The request ▸
Exclude the pictures, then repeat the remaining data exactly.

Begin

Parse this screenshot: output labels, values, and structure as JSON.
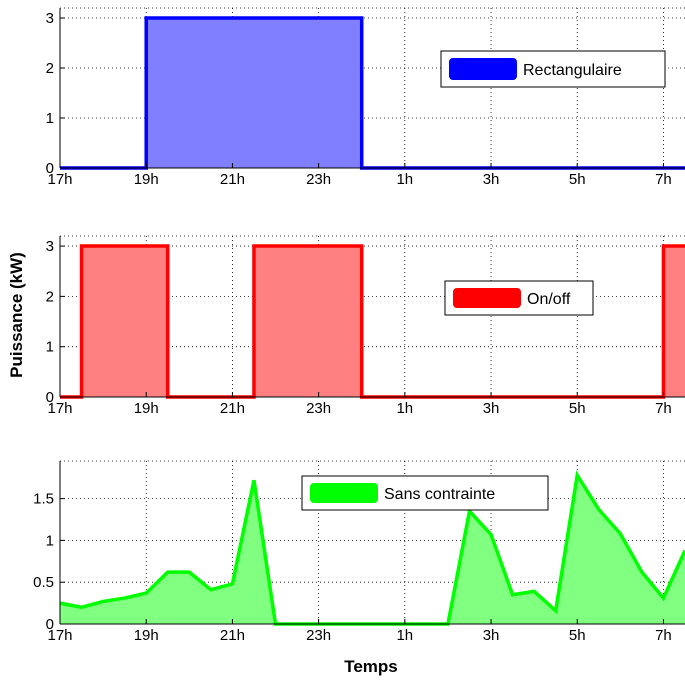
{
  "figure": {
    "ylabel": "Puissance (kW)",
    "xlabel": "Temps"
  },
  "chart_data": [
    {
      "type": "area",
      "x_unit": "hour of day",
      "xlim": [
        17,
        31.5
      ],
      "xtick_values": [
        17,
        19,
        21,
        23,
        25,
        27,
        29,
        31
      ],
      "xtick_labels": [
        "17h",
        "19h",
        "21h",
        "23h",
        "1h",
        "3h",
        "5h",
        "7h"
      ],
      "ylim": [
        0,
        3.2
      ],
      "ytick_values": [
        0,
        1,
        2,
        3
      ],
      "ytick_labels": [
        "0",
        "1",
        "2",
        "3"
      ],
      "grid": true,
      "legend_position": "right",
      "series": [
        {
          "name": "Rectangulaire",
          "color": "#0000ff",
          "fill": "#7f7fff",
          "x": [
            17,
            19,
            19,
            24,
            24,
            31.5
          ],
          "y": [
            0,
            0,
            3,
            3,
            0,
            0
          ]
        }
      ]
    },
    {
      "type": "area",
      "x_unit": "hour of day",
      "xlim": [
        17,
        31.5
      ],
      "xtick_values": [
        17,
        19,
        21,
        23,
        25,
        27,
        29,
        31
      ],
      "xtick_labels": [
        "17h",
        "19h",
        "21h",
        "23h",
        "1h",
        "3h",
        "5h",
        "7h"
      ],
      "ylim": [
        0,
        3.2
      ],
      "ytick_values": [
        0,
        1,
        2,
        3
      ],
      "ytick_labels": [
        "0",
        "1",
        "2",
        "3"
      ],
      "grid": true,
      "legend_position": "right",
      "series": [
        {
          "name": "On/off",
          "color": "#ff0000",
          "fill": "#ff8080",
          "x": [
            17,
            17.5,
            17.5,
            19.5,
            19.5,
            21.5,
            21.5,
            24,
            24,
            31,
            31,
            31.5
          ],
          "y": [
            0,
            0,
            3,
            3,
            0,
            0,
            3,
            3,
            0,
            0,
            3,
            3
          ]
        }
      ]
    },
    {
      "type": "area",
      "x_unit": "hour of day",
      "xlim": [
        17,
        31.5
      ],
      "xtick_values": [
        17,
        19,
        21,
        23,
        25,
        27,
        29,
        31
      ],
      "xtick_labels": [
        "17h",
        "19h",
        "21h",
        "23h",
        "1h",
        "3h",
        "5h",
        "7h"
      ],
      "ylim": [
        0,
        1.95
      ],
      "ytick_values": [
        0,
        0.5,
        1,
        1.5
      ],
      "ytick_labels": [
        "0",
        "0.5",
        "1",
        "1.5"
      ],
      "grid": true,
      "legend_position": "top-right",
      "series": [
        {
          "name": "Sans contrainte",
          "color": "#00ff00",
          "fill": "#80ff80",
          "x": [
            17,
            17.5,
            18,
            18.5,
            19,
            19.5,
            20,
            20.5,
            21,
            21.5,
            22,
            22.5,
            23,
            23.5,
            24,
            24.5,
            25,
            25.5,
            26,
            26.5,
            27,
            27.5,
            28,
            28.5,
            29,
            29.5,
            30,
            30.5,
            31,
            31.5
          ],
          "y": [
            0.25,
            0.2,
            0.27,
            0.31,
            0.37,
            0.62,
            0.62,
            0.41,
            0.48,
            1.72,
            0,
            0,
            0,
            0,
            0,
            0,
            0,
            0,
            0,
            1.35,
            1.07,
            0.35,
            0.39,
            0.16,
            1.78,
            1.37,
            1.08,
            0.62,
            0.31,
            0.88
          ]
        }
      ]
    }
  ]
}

End

Solution below ▸
Parse this screenshot: output labels, values, and structure as JSON.
{
  "figure": {
    "ylabel": "Puissance (kW)",
    "xlabel": "Temps"
  },
  "chart_data": [
    {
      "type": "area",
      "x_unit": "hour of day",
      "xlim": [
        17,
        31.5
      ],
      "xtick_values": [
        17,
        19,
        21,
        23,
        25,
        27,
        29,
        31
      ],
      "xtick_labels": [
        "17h",
        "19h",
        "21h",
        "23h",
        "1h",
        "3h",
        "5h",
        "7h"
      ],
      "ylim": [
        0,
        3.2
      ],
      "ytick_values": [
        0,
        1,
        2,
        3
      ],
      "ytick_labels": [
        "0",
        "1",
        "2",
        "3"
      ],
      "grid": true,
      "legend_position": "right",
      "series": [
        {
          "name": "Rectangulaire",
          "color": "#0000ff",
          "fill": "#7f7fff",
          "x": [
            17,
            19,
            19,
            24,
            24,
            31.5
          ],
          "y": [
            0,
            0,
            3,
            3,
            0,
            0
          ]
        }
      ]
    },
    {
      "type": "area",
      "x_unit": "hour of day",
      "xlim": [
        17,
        31.5
      ],
      "xtick_values": [
        17,
        19,
        21,
        23,
        25,
        27,
        29,
        31
      ],
      "xtick_labels": [
        "17h",
        "19h",
        "21h",
        "23h",
        "1h",
        "3h",
        "5h",
        "7h"
      ],
      "ylim": [
        0,
        3.2
      ],
      "ytick_values": [
        0,
        1,
        2,
        3
      ],
      "ytick_labels": [
        "0",
        "1",
        "2",
        "3"
      ],
      "grid": true,
      "legend_position": "right",
      "series": [
        {
          "name": "On/off",
          "color": "#ff0000",
          "fill": "#ff8080",
          "x": [
            17,
            17.5,
            17.5,
            19.5,
            19.5,
            21.5,
            21.5,
            24,
            24,
            31,
            31,
            31.5
          ],
          "y": [
            0,
            0,
            3,
            3,
            0,
            0,
            3,
            3,
            0,
            0,
            3,
            3
          ]
        }
      ]
    },
    {
      "type": "area",
      "x_unit": "hour of day",
      "xlim": [
        17,
        31.5
      ],
      "xtick_values": [
        17,
        19,
        21,
        23,
        25,
        27,
        29,
        31
      ],
      "xtick_labels": [
        "17h",
        "19h",
        "21h",
        "23h",
        "1h",
        "3h",
        "5h",
        "7h"
      ],
      "ylim": [
        0,
        1.95
      ],
      "ytick_values": [
        0,
        0.5,
        1,
        1.5
      ],
      "ytick_labels": [
        "0",
        "0.5",
        "1",
        "1.5"
      ],
      "grid": true,
      "legend_position": "top-right",
      "series": [
        {
          "name": "Sans contrainte",
          "color": "#00ff00",
          "fill": "#80ff80",
          "x": [
            17,
            17.5,
            18,
            18.5,
            19,
            19.5,
            20,
            20.5,
            21,
            21.5,
            22,
            22.5,
            23,
            23.5,
            24,
            24.5,
            25,
            25.5,
            26,
            26.5,
            27,
            27.5,
            28,
            28.5,
            29,
            29.5,
            30,
            30.5,
            31,
            31.5
          ],
          "y": [
            0.25,
            0.2,
            0.27,
            0.31,
            0.37,
            0.62,
            0.62,
            0.41,
            0.48,
            1.72,
            0,
            0,
            0,
            0,
            0,
            0,
            0,
            0,
            0,
            1.35,
            1.07,
            0.35,
            0.39,
            0.16,
            1.78,
            1.37,
            1.08,
            0.62,
            0.31,
            0.88
          ]
        }
      ]
    }
  ]
}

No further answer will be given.